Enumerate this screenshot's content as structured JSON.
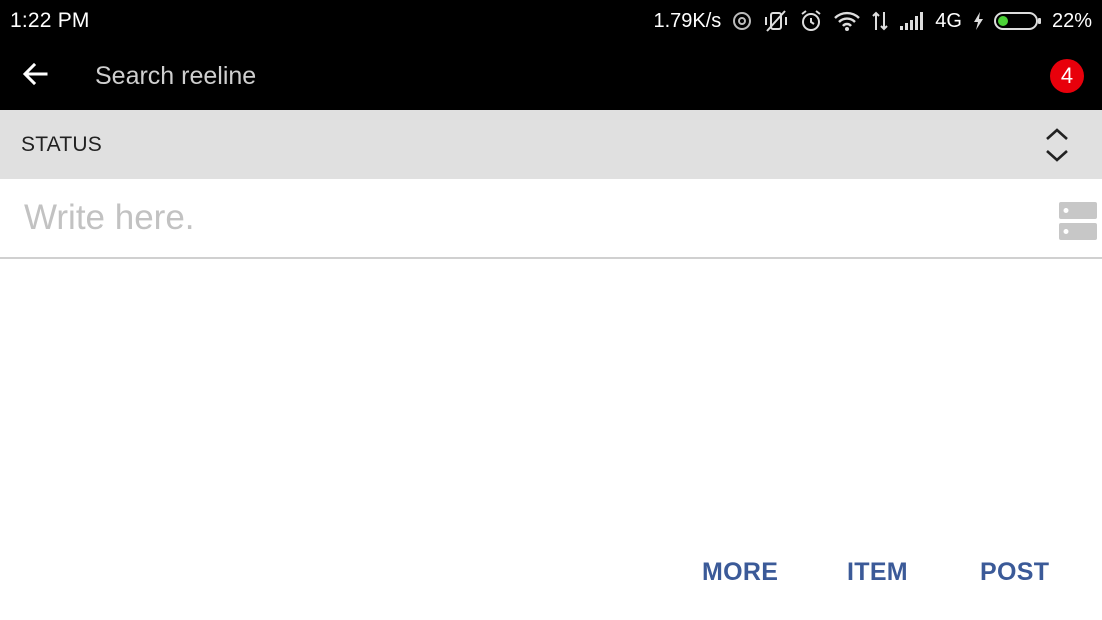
{
  "status_bar": {
    "time": "1:22 PM",
    "network_speed": "1.79K/s",
    "network_type": "4G",
    "battery_percent": "22%",
    "battery_level": 0.22,
    "icons": [
      "sync-icon",
      "vibrate-off-icon",
      "alarm-icon",
      "wifi-icon",
      "data-arrows-icon",
      "signal-icon",
      "charging-icon",
      "battery-icon"
    ]
  },
  "appbar": {
    "search_placeholder": "Search reeline",
    "notification_count": "4",
    "badge_color": "#e8000b"
  },
  "status_section": {
    "label": "STATUS"
  },
  "composer": {
    "placeholder": "Write here."
  },
  "actions": {
    "more": "MORE",
    "item": "ITEM",
    "post": "POST",
    "accent_color": "#3b5a98"
  }
}
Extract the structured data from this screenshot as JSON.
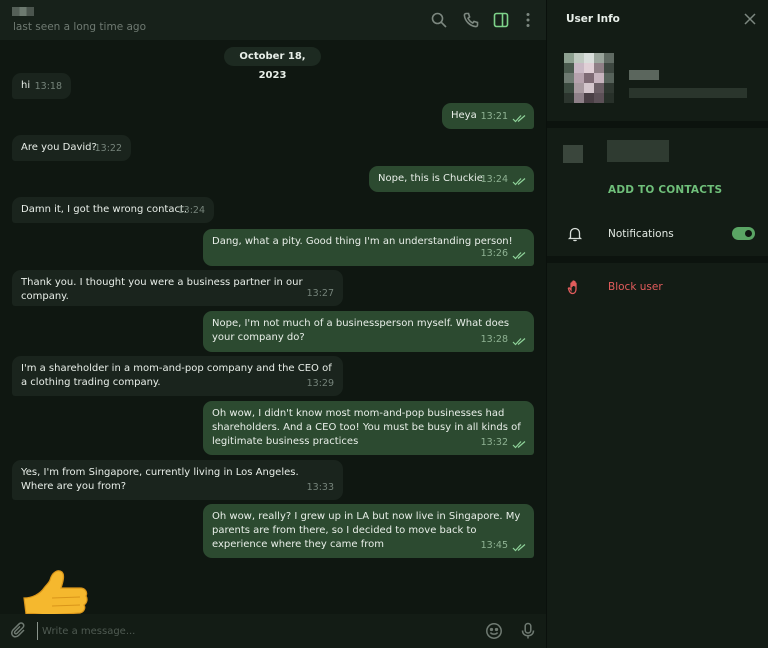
{
  "header": {
    "contact_status": "last seen a long time ago",
    "icons": [
      "search-icon",
      "phone-icon",
      "sidebar-toggle-icon",
      "more-vertical-icon"
    ]
  },
  "chat": {
    "date_label": "October 18, 2023",
    "messages": [
      {
        "dir": "in",
        "text": "hi",
        "time": "13:18"
      },
      {
        "dir": "out",
        "text": "Heya",
        "time": "13:21"
      },
      {
        "dir": "in",
        "text": "Are you David?",
        "time": "13:22"
      },
      {
        "dir": "out",
        "text": "Nope, this is Chuckie",
        "time": "13:24"
      },
      {
        "dir": "in",
        "text": "Damn it, I got the wrong contact.",
        "time": "13:24"
      },
      {
        "dir": "out",
        "text": "Dang, what a pity. Good thing I'm an understanding person!",
        "time": "13:26"
      },
      {
        "dir": "in",
        "text": "Thank you. I thought you were a business partner in our company.",
        "time": "13:27"
      },
      {
        "dir": "out",
        "text": "Nope, I'm not much of a businessperson myself. What does your company do?",
        "time": "13:28"
      },
      {
        "dir": "in",
        "text": "I'm a shareholder in a mom-and-pop company and the CEO of a clothing trading company.",
        "time": "13:29"
      },
      {
        "dir": "out",
        "text": "Oh wow, I didn't know most mom-and-pop businesses had shareholders. And a CEO too! You must be busy in all kinds of legitimate business practices",
        "time": "13:32"
      },
      {
        "dir": "in",
        "text": "Yes, I'm from Singapore, currently living in Los Angeles. Where are you from?",
        "time": "13:33"
      },
      {
        "dir": "out",
        "text": "Oh wow, really? I grew up in LA but now live in Singapore. My parents are from there, so I decided to move back to experience where they came from",
        "time": "13:45"
      }
    ],
    "sticker": "thumbs-up-emoji"
  },
  "composer": {
    "placeholder": "Write a message...",
    "icons": [
      "attach-icon",
      "emoji-icon",
      "microphone-icon"
    ]
  },
  "info_panel": {
    "title": "User Info",
    "add_contacts": "ADD TO CONTACTS",
    "notifications_label": "Notifications",
    "notifications_on": true,
    "block_user": "Block user"
  },
  "colors": {
    "accent_green": "#6fbf7a",
    "outgoing_bubble": "#2c4a30",
    "incoming_bubble": "#1a241d",
    "danger": "#e25c5c"
  }
}
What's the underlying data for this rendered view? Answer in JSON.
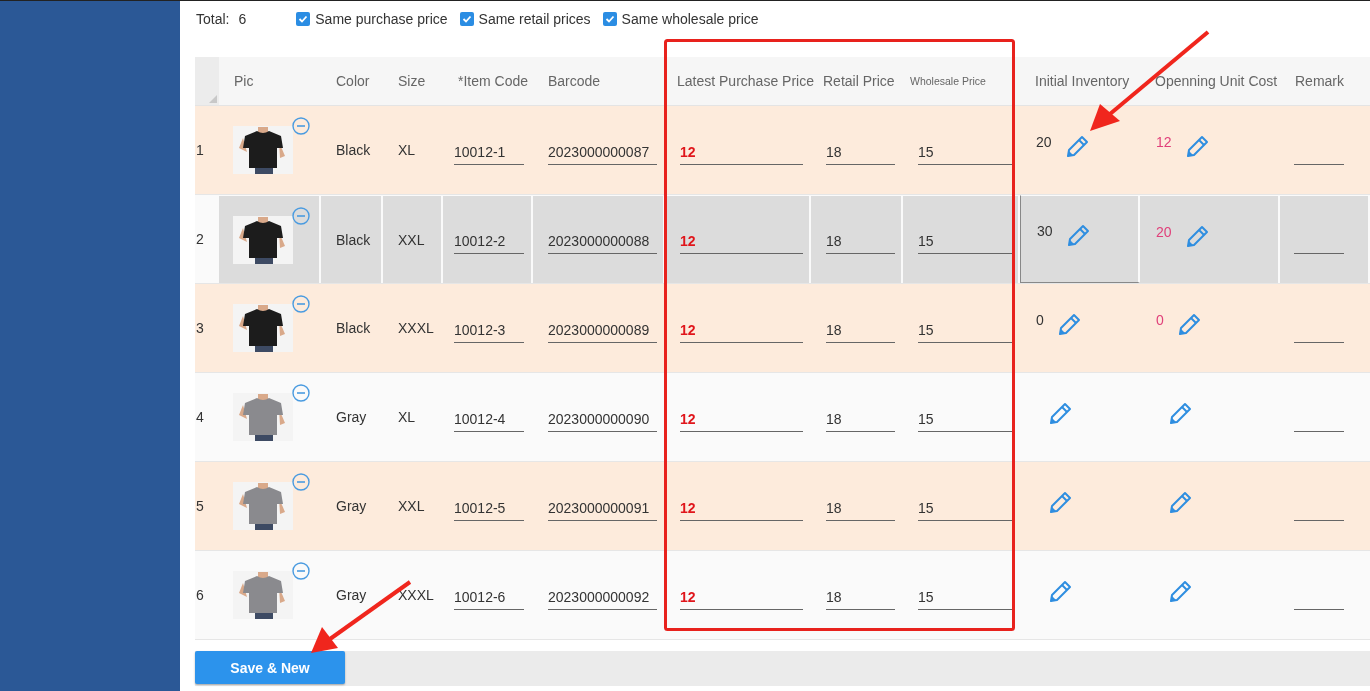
{
  "toolbar": {
    "total_label": "Total:",
    "total_value": "6",
    "options": [
      {
        "label": "Same purchase price",
        "checked": true
      },
      {
        "label": "Same retail prices",
        "checked": true
      },
      {
        "label": "Same wholesale price",
        "checked": true
      }
    ]
  },
  "table": {
    "columns": [
      "Pic",
      "Color",
      "Size",
      "*Item Code",
      "Barcode",
      "Latest Purchase Price",
      "Retail Price",
      "Wholesale Price",
      "Initial Inventory",
      "Openning Unit Cost",
      "Remark"
    ],
    "rows": [
      {
        "index": "1",
        "color_name": "Black",
        "size": "XL",
        "item_code": "10012-1",
        "barcode": "2023000000087",
        "latest_purchase_price": "12",
        "retail_price": "18",
        "wholesale_price": "15",
        "initial_inventory": "20",
        "opening_unit_cost": "12",
        "selected": false
      },
      {
        "index": "2",
        "color_name": "Black",
        "size": "XXL",
        "item_code": "10012-2",
        "barcode": "2023000000088",
        "latest_purchase_price": "12",
        "retail_price": "18",
        "wholesale_price": "15",
        "initial_inventory": "30",
        "opening_unit_cost": "20",
        "selected": true
      },
      {
        "index": "3",
        "color_name": "Black",
        "size": "XXXL",
        "item_code": "10012-3",
        "barcode": "2023000000089",
        "latest_purchase_price": "12",
        "retail_price": "18",
        "wholesale_price": "15",
        "initial_inventory": "0",
        "opening_unit_cost": "0",
        "selected": false
      },
      {
        "index": "4",
        "color_name": "Gray",
        "size": "XL",
        "item_code": "10012-4",
        "barcode": "2023000000090",
        "latest_purchase_price": "12",
        "retail_price": "18",
        "wholesale_price": "15",
        "selected": false
      },
      {
        "index": "5",
        "color_name": "Gray",
        "size": "XXL",
        "item_code": "10012-5",
        "barcode": "2023000000091",
        "latest_purchase_price": "12",
        "retail_price": "18",
        "wholesale_price": "15",
        "selected": false
      },
      {
        "index": "6",
        "color_name": "Gray",
        "size": "XXXL",
        "item_code": "10012-6",
        "barcode": "2023000000092",
        "latest_purchase_price": "12",
        "retail_price": "18",
        "wholesale_price": "15",
        "selected": false
      }
    ]
  },
  "footer": {
    "button": "Save & New"
  }
}
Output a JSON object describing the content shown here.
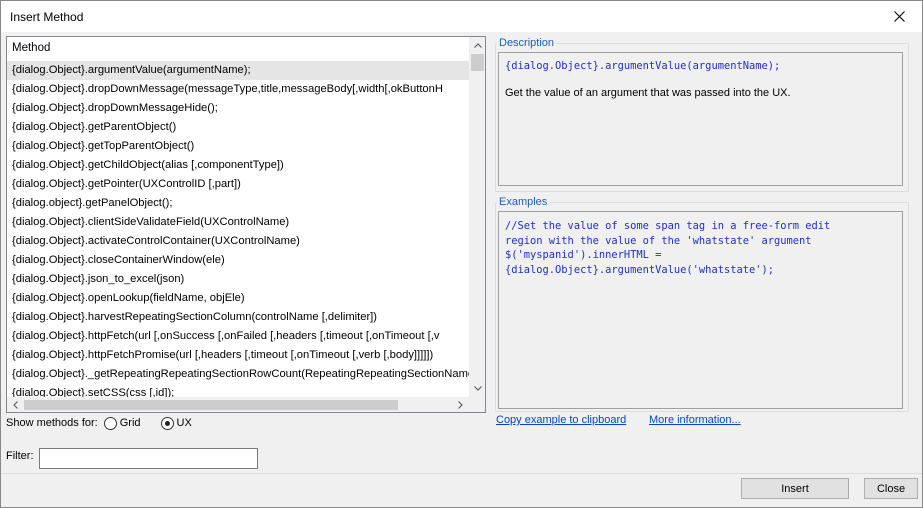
{
  "window": {
    "title": "Insert Method"
  },
  "methods": {
    "header": "Method",
    "selected_index": 0,
    "items": [
      "{dialog.Object}.argumentValue(argumentName);",
      "{dialog.Object}.dropDownMessage(messageType,title,messageBody[,width[,okButtonH",
      "{dialog.Object}.dropDownMessageHide();",
      "{dialog.Object}.getParentObject()",
      "{dialog.Object}.getTopParentObject()",
      "{dialog.Object}.getChildObject(alias [,componentType])",
      "{dialog.Object}.getPointer(UXControlID [,part])",
      "{dialog.object}.getPanelObject();",
      "{dialog.Object}.clientSideValidateField(UXControlName)",
      "{dialog.Object}.activateControlContainer(UXControlName)",
      "{dialog.Object}.closeContainerWindow(ele)",
      "{dialog.Object}.json_to_excel(json)",
      "{dialog.Object}.openLookup(fieldName, objEle)",
      "{dialog.Object}.harvestRepeatingSectionColumn(controlName [,delimiter])",
      "{dialog.Object}.httpFetch(url [,onSuccess [,onFailed [,headers [,timeout [,onTimeout [,v",
      "{dialog.Object}.httpFetchPromise(url [,headers [,timeout [,onTimeout [,verb [,body]]]]])",
      "{dialog.Object}._getRepeatingRepeatingSectionRowCount(RepeatingRepeatingSectionName);",
      "{dialog.Object}.setCSS(css [,id]);"
    ]
  },
  "show_methods": {
    "label": "Show methods for:",
    "options": [
      {
        "label": "Grid",
        "checked": false
      },
      {
        "label": "UX",
        "checked": true
      }
    ]
  },
  "filter": {
    "label": "Filter:",
    "value": ""
  },
  "description": {
    "label": "Description",
    "code": "{dialog.Object}.argumentValue(argumentName);",
    "text": "Get the value of an argument that was passed into the UX."
  },
  "examples": {
    "label": "Examples",
    "code": "//Set the value of some span tag in a free-form edit\nregion with the value of the 'whatstate' argument\n$('myspanid').innerHTML =\n{dialog.Object}.argumentValue('whatstate');"
  },
  "links": {
    "copy": "Copy example to clipboard",
    "more": "More information..."
  },
  "buttons": {
    "insert": "Insert",
    "close": "Close"
  },
  "colors": {
    "accent": "#1e5fb4",
    "code": "#1e2fc8",
    "link": "#0645c8"
  }
}
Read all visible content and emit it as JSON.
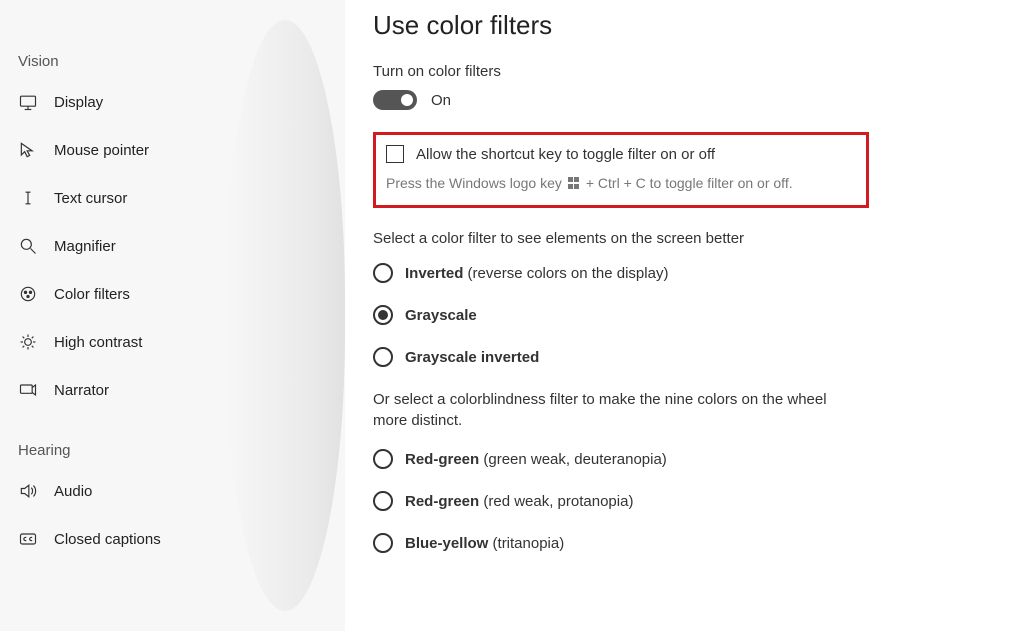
{
  "sidebar": {
    "sections": {
      "vision": {
        "title": "Vision",
        "items": [
          {
            "label": "Display"
          },
          {
            "label": "Mouse pointer"
          },
          {
            "label": "Text cursor"
          },
          {
            "label": "Magnifier"
          },
          {
            "label": "Color filters"
          },
          {
            "label": "High contrast"
          },
          {
            "label": "Narrator"
          }
        ]
      },
      "hearing": {
        "title": "Hearing",
        "items": [
          {
            "label": "Audio"
          },
          {
            "label": "Closed captions"
          }
        ]
      }
    }
  },
  "main": {
    "title": "Use color filters",
    "toggle_section": {
      "label": "Turn on color filters",
      "state_label": "On",
      "state": true
    },
    "shortcut": {
      "checkbox_label": "Allow the shortcut key to toggle filter on or off",
      "hint_pre": "Press the Windows logo key",
      "hint_post": "+ Ctrl + C to toggle filter on or off.",
      "checked": false
    },
    "filter_section": {
      "heading": "Select a color filter to see elements on the screen better",
      "options": [
        {
          "label_bold": "Inverted",
          "label_extra": " (reverse colors on the display)",
          "selected": false
        },
        {
          "label_bold": "Grayscale",
          "label_extra": "",
          "selected": true
        },
        {
          "label_bold": "Grayscale inverted",
          "label_extra": "",
          "selected": false
        }
      ]
    },
    "colorblind_section": {
      "heading": "Or select a colorblindness filter to make the nine colors on the wheel more distinct.",
      "options": [
        {
          "label_bold": "Red-green",
          "label_extra": " (green weak, deuteranopia)",
          "selected": false
        },
        {
          "label_bold": "Red-green",
          "label_extra": " (red weak, protanopia)",
          "selected": false
        },
        {
          "label_bold": "Blue-yellow",
          "label_extra": " (tritanopia)",
          "selected": false
        }
      ]
    }
  }
}
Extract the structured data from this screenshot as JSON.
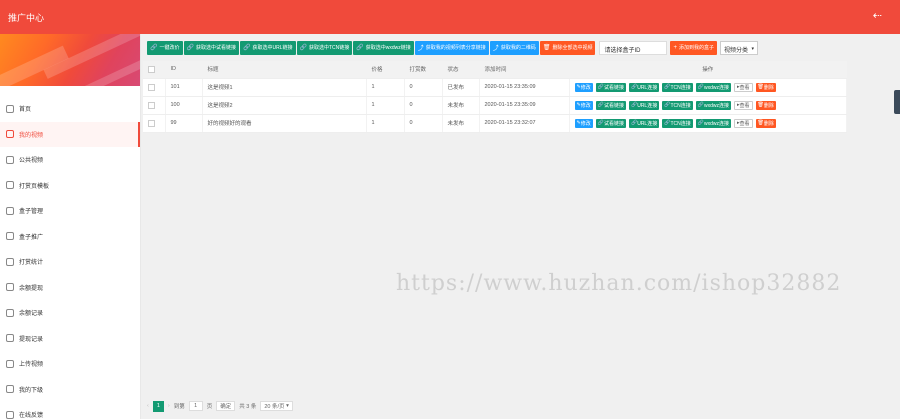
┄┄┄┄┄┄
#### [WRITTEN EXERCISE]
Copy out each line of the records where the string "Same" appears.

#### [EXPECTED ANSWER]
        "label": "Same purchase price",
        "label": "Same retail prices",
        "label": "Same wholesale price",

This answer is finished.